> _Instructions for the task_
Here are some records; quote them exactly, leaving out the pictures.

Stored items

• • •

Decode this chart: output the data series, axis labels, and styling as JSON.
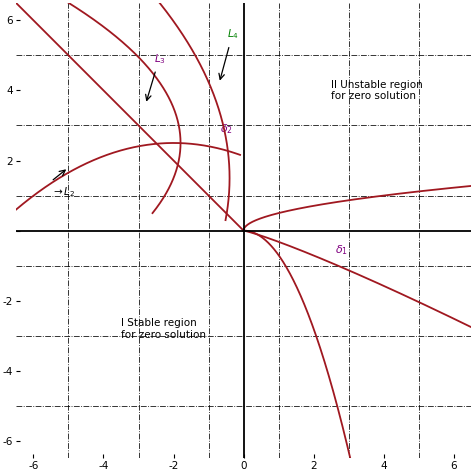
{
  "xlim": [
    -6.5,
    6.5
  ],
  "ylim": [
    -6.5,
    6.5
  ],
  "xticks": [
    -6,
    -4,
    -2,
    0,
    2,
    4,
    6
  ],
  "yticks": [
    -6,
    -4,
    -2,
    0,
    2,
    4,
    6
  ],
  "dash_dot_x": [
    -5,
    -3,
    -1,
    1,
    3,
    5
  ],
  "dash_dot_y": [
    -5,
    -3,
    -1,
    1,
    3,
    5
  ],
  "curve_color": "#a01820",
  "background_color": "#ffffff",
  "figsize": [
    4.74,
    4.74
  ],
  "dpi": 100,
  "lw": 1.3
}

• • •

> _Task response_
Decode this chart: output the data series, axis labels, and styling as JSON.
{
  "xlim": [
    -6.5,
    6.5
  ],
  "ylim": [
    -6.5,
    6.5
  ],
  "xticks": [
    -6,
    -4,
    -2,
    0,
    2,
    4,
    6
  ],
  "yticks": [
    -6,
    -4,
    -2,
    0,
    2,
    4,
    6
  ],
  "dash_dot_x": [
    -5,
    -3,
    -1,
    1,
    3,
    5
  ],
  "dash_dot_y": [
    -5,
    -3,
    -1,
    1,
    3,
    5
  ],
  "curve_color": "#a01820",
  "background_color": "#ffffff",
  "figsize": [
    4.74,
    4.74
  ],
  "dpi": 100,
  "lw": 1.3
}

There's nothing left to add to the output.